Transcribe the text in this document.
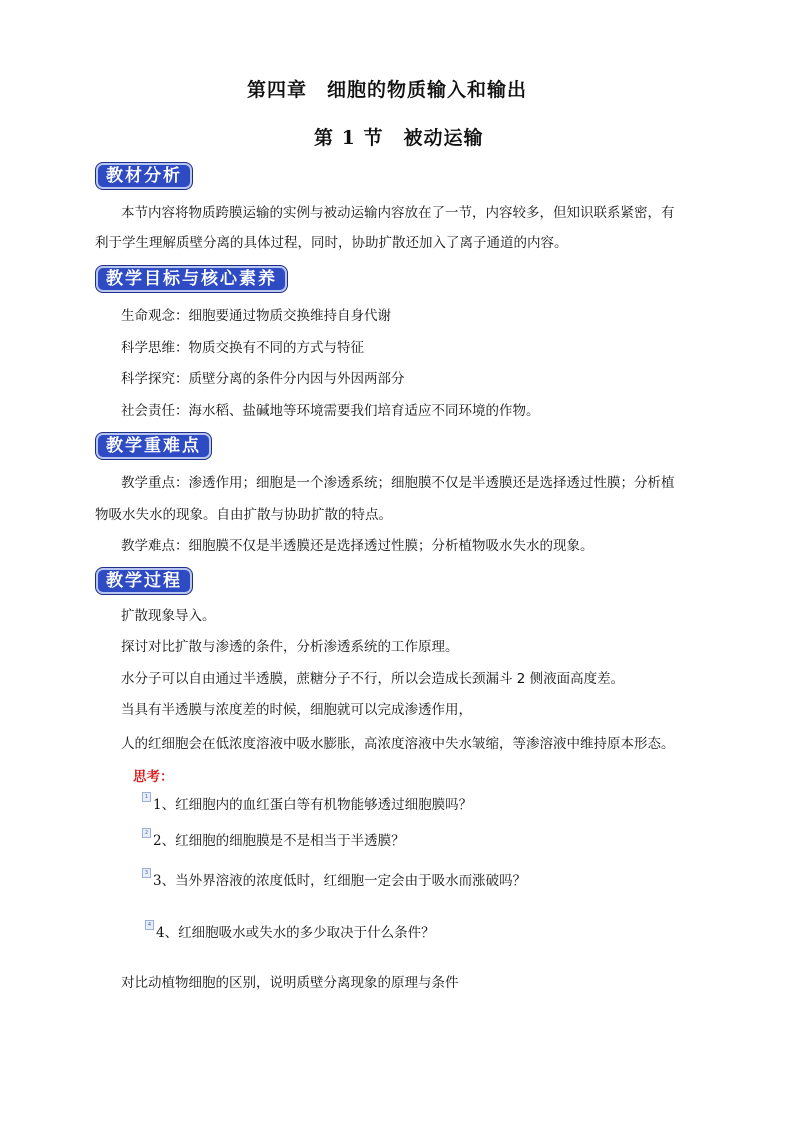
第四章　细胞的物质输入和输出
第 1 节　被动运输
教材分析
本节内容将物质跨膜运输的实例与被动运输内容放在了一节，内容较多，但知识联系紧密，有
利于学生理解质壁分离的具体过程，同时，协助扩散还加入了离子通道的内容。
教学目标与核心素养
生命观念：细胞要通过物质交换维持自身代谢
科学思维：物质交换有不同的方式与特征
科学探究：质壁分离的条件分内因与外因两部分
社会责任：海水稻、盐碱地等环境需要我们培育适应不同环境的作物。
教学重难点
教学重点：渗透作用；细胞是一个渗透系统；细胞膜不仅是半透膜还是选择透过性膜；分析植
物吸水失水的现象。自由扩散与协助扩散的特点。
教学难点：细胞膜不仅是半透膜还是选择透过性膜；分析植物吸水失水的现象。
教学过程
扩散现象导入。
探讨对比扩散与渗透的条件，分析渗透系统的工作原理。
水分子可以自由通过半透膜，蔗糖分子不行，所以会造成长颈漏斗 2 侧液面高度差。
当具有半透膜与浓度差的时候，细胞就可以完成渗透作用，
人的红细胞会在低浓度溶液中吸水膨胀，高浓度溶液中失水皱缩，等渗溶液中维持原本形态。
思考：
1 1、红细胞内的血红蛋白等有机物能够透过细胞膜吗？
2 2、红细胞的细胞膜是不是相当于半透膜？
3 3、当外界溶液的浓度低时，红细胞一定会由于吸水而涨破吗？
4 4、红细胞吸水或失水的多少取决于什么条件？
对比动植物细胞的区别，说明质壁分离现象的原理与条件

Problem details:
Repeat all the records above exactly, leaving out any pictures.

Reply:
Transcribe the text in this document.
第四章　细胞的物质输入和输出
第 1 节　被动运输
教材分析
本节内容将物质跨膜运输的实例与被动运输内容放在了一节，内容较多，但知识联系紧密，有
利于学生理解质壁分离的具体过程，同时，协助扩散还加入了离子通道的内容。
教学目标与核心素养
生命观念：细胞要通过物质交换维持自身代谢
科学思维：物质交换有不同的方式与特征
科学探究：质壁分离的条件分内因与外因两部分
社会责任：海水稻、盐碱地等环境需要我们培育适应不同环境的作物。
教学重难点
教学重点：渗透作用；细胞是一个渗透系统；细胞膜不仅是半透膜还是选择透过性膜；分析植
物吸水失水的现象。自由扩散与协助扩散的特点。
教学难点：细胞膜不仅是半透膜还是选择透过性膜；分析植物吸水失水的现象。
教学过程
扩散现象导入。
探讨对比扩散与渗透的条件，分析渗透系统的工作原理。
水分子可以自由通过半透膜，蔗糖分子不行，所以会造成长颈漏斗 2 侧液面高度差。
当具有半透膜与浓度差的时候，细胞就可以完成渗透作用，
人的红细胞会在低浓度溶液中吸水膨胀，高浓度溶液中失水皱缩，等渗溶液中维持原本形态。
思考：
1 1、红细胞内的血红蛋白等有机物能够透过细胞膜吗？
2 2、红细胞的细胞膜是不是相当于半透膜？
3 3、当外界溶液的浓度低时，红细胞一定会由于吸水而涨破吗？
4 4、红细胞吸水或失水的多少取决于什么条件？
对比动植物细胞的区别，说明质壁分离现象的原理与条件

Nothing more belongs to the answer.